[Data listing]
* * * * * * *
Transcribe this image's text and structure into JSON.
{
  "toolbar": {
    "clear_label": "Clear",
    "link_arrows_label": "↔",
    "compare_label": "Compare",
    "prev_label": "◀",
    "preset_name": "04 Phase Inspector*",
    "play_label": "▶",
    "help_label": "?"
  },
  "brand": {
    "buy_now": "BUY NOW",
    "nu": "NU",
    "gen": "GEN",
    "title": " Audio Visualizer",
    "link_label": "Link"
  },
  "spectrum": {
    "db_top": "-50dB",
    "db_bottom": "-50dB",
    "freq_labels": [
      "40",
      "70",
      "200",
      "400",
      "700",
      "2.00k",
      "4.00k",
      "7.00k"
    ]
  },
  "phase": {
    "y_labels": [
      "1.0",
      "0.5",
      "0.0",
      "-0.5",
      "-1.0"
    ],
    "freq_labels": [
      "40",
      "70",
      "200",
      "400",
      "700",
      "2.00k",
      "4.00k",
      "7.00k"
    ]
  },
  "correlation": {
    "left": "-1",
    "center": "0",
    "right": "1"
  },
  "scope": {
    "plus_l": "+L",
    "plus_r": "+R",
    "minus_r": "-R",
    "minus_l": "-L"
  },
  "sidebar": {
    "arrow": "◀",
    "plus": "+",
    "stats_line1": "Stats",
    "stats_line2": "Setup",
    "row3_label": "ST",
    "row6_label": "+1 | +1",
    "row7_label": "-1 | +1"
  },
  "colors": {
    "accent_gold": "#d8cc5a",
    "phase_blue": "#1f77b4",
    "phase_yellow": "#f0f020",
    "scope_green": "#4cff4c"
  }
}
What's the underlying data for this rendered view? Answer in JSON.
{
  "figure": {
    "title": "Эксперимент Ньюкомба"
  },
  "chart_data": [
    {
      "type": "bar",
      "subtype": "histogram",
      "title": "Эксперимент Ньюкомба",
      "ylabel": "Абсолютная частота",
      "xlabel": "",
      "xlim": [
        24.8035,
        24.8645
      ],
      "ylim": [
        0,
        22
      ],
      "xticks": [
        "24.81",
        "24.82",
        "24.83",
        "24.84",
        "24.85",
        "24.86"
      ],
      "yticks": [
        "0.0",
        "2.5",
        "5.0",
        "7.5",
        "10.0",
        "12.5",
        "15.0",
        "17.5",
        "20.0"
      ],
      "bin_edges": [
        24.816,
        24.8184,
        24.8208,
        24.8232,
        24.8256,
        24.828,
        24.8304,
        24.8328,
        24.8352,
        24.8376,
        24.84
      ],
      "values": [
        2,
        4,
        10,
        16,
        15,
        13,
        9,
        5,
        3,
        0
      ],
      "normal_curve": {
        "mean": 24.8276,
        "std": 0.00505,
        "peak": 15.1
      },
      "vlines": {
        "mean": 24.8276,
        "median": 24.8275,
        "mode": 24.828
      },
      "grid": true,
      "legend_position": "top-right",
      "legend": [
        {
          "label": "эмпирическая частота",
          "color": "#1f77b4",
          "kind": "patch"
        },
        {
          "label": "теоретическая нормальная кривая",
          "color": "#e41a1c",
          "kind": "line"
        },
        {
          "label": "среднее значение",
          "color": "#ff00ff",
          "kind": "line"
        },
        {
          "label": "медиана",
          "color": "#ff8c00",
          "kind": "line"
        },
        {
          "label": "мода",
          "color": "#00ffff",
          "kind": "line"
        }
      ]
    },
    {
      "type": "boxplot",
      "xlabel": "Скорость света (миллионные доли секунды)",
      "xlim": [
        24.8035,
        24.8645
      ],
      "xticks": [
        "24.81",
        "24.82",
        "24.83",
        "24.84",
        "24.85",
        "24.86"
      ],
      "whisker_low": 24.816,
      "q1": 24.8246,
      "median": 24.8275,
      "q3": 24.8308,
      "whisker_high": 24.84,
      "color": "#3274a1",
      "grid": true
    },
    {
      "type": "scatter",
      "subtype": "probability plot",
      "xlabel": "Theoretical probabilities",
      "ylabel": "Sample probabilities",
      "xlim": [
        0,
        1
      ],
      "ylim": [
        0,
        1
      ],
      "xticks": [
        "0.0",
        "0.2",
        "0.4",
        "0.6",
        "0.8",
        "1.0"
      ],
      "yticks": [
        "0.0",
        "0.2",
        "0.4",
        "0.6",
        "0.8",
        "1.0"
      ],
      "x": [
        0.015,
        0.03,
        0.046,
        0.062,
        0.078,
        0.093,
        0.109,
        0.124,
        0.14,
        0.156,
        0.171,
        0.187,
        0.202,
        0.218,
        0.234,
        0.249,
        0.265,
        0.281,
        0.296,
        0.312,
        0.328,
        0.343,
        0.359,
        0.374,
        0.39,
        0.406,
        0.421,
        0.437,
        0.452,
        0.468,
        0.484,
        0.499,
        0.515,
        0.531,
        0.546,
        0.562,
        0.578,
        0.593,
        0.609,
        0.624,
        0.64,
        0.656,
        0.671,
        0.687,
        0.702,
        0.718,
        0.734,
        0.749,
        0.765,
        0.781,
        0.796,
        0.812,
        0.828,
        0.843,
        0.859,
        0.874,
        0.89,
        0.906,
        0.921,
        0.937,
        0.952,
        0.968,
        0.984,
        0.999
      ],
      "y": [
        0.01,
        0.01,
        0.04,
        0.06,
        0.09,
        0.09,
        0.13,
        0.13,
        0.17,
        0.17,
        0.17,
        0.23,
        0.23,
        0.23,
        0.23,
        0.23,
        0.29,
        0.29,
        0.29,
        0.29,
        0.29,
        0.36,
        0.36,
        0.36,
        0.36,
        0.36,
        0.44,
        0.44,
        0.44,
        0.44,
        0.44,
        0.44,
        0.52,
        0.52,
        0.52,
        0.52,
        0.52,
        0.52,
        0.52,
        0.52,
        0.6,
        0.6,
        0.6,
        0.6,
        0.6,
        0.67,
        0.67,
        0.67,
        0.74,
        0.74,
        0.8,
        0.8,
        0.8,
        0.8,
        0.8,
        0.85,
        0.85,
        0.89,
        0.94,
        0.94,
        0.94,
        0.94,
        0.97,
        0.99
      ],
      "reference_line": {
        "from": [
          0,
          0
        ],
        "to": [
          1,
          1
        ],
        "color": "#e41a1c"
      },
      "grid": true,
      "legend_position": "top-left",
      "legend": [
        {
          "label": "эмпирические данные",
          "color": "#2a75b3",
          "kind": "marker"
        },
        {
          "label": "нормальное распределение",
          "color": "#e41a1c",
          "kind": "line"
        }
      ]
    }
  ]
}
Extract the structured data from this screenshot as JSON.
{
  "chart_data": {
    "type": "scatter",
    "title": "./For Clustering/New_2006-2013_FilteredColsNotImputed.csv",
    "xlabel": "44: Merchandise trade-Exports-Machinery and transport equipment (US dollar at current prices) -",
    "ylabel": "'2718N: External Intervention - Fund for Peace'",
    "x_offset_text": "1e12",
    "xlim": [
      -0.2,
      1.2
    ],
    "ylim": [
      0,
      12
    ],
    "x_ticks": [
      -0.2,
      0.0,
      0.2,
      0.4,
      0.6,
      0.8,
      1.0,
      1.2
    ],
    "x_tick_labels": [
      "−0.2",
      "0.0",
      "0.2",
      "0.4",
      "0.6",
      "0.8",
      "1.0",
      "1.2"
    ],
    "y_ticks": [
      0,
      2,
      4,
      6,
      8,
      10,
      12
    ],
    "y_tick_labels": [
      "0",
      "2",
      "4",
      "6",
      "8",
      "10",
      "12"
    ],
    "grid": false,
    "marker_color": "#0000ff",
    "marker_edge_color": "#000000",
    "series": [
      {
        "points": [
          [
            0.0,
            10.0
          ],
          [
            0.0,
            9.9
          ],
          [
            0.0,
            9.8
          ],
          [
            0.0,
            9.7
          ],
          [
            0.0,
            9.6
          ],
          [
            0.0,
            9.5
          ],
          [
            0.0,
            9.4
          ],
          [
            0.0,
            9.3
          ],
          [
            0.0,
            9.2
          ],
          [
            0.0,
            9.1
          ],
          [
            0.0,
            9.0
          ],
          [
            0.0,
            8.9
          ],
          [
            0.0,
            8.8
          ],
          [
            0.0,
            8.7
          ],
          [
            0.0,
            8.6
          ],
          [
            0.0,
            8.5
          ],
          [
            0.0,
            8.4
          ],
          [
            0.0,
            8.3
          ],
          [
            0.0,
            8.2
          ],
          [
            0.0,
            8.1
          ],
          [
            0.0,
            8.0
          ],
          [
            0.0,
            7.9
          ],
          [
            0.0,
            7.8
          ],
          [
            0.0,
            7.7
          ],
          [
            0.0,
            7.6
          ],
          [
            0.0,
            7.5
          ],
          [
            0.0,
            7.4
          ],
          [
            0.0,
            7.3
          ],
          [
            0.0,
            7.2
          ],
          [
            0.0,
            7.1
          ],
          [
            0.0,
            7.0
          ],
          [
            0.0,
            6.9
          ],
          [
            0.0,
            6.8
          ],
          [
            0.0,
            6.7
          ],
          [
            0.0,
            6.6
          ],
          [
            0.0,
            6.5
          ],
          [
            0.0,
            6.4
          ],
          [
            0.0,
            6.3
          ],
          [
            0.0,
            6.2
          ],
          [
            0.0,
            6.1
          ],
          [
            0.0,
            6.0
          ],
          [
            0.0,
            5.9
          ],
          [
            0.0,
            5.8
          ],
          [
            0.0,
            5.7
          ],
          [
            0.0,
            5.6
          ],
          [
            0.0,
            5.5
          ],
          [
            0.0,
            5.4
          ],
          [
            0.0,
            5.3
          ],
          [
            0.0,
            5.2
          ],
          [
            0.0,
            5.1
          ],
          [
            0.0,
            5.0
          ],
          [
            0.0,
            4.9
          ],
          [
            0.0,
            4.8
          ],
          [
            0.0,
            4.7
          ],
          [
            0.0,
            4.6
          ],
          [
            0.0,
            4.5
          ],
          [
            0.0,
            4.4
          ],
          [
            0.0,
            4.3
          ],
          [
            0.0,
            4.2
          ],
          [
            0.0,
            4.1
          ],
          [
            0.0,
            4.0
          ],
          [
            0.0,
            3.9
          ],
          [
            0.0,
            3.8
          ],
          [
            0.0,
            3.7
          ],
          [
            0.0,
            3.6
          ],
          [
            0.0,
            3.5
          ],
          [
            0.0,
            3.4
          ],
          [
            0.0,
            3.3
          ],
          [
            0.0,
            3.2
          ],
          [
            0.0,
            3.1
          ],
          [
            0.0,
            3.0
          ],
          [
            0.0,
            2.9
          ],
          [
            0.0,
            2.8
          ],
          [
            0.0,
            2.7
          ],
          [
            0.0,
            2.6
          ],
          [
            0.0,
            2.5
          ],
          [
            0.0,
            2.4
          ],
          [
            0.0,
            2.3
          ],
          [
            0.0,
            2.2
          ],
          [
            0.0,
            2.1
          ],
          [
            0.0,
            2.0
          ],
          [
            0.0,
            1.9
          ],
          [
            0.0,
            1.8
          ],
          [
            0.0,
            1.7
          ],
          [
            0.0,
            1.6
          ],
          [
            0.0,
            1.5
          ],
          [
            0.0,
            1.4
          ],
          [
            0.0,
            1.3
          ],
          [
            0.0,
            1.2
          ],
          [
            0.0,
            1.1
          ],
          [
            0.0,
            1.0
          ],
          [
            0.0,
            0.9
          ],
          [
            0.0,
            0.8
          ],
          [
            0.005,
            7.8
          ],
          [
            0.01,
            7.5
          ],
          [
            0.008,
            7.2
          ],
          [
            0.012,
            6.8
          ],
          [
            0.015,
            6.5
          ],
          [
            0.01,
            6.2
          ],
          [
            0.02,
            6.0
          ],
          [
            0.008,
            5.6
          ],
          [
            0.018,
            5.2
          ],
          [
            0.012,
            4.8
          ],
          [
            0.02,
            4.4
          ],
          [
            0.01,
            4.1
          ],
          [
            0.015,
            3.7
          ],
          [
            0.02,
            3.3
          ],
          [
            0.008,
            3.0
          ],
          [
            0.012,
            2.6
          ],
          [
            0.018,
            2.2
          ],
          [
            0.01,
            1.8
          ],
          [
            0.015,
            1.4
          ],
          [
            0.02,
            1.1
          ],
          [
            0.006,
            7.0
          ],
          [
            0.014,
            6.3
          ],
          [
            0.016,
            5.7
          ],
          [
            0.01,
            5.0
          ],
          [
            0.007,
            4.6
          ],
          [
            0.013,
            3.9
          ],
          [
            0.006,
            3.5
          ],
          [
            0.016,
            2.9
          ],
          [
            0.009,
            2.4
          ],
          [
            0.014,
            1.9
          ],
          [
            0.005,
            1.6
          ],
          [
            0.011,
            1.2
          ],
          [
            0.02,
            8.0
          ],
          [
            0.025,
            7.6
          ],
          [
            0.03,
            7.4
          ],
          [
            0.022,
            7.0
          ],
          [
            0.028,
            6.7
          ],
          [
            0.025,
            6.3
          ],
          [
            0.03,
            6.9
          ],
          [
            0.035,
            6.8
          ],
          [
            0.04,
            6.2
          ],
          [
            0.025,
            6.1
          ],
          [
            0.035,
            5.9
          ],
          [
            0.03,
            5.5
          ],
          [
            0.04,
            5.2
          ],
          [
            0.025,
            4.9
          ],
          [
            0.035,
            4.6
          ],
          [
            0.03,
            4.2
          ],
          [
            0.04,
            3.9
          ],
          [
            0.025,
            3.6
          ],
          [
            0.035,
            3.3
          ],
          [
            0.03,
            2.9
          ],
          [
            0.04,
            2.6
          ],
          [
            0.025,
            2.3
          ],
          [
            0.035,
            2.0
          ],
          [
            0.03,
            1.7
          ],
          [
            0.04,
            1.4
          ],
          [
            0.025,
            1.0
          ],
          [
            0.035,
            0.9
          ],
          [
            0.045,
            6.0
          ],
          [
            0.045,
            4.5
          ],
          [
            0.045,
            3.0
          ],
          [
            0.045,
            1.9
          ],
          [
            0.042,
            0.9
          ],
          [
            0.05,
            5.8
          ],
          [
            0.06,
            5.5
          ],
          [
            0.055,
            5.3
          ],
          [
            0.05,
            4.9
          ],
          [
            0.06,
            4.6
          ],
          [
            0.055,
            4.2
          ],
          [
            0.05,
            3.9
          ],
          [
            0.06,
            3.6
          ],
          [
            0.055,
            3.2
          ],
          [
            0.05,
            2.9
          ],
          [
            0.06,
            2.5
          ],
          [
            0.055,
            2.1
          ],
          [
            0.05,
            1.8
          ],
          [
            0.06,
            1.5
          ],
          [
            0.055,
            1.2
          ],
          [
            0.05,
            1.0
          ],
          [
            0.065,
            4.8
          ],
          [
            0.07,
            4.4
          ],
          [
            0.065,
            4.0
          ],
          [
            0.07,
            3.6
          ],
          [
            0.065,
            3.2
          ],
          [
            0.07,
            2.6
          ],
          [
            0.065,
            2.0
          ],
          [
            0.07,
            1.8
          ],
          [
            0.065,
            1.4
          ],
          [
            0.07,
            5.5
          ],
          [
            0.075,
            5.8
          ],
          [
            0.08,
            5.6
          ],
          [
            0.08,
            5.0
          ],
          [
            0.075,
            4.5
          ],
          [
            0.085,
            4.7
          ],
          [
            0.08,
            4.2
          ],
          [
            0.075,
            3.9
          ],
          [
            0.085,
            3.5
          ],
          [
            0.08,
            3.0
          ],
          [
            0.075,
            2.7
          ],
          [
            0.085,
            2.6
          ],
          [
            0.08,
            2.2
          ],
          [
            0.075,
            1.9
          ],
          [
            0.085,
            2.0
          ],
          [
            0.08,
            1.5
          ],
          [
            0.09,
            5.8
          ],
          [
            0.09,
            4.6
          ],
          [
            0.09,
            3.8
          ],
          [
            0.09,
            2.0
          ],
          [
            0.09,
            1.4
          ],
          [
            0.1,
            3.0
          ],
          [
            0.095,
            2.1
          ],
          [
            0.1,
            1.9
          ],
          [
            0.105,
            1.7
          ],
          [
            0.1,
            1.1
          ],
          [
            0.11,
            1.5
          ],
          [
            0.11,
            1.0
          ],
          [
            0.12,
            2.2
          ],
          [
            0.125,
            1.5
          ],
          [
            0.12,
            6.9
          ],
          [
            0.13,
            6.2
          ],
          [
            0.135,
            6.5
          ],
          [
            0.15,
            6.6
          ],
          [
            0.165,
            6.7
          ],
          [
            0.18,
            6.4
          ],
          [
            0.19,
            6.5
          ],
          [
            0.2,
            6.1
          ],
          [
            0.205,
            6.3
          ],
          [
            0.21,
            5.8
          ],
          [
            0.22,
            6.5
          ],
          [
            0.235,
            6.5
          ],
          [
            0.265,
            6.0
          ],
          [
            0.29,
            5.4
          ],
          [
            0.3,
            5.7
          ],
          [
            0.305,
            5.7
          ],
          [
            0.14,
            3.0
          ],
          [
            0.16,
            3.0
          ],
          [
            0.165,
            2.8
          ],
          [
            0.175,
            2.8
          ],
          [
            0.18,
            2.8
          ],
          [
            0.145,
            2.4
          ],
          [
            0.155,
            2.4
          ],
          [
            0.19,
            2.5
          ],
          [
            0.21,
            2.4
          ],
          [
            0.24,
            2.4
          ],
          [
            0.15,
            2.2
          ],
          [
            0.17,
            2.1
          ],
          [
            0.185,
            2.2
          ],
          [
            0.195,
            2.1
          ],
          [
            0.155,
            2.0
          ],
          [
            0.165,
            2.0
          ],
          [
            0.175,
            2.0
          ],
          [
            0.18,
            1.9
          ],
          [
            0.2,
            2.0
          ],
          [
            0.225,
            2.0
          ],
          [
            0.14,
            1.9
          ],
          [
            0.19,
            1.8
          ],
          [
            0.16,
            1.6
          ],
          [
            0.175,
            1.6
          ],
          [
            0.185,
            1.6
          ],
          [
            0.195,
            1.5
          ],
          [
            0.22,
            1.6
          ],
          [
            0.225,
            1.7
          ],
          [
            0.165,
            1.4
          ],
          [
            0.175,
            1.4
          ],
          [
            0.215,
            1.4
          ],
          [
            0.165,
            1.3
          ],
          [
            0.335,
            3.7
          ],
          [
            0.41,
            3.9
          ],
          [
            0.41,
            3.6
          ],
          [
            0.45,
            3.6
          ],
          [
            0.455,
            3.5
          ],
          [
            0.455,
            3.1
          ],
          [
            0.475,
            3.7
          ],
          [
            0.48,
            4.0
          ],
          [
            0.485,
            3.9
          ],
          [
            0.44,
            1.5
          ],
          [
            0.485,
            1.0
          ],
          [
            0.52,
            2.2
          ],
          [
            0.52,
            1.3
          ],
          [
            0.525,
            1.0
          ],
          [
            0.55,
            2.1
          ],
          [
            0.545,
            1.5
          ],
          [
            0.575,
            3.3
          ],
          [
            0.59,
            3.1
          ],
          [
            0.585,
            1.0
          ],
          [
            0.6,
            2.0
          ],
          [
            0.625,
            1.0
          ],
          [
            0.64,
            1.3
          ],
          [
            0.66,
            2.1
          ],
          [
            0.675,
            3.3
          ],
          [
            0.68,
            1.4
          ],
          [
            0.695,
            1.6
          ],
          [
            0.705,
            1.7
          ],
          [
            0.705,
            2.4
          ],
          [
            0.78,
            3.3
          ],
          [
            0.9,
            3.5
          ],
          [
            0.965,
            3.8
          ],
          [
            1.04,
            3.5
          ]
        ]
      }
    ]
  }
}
* * * * * * *
Directions — Find "this". Copy every line it occurs in.

Written solution —
Transcribe this image's text and structure into JSON.
What's the underlying data for this rendered view? Answer in JSON.
Extract the structured data from this screenshot as JSON.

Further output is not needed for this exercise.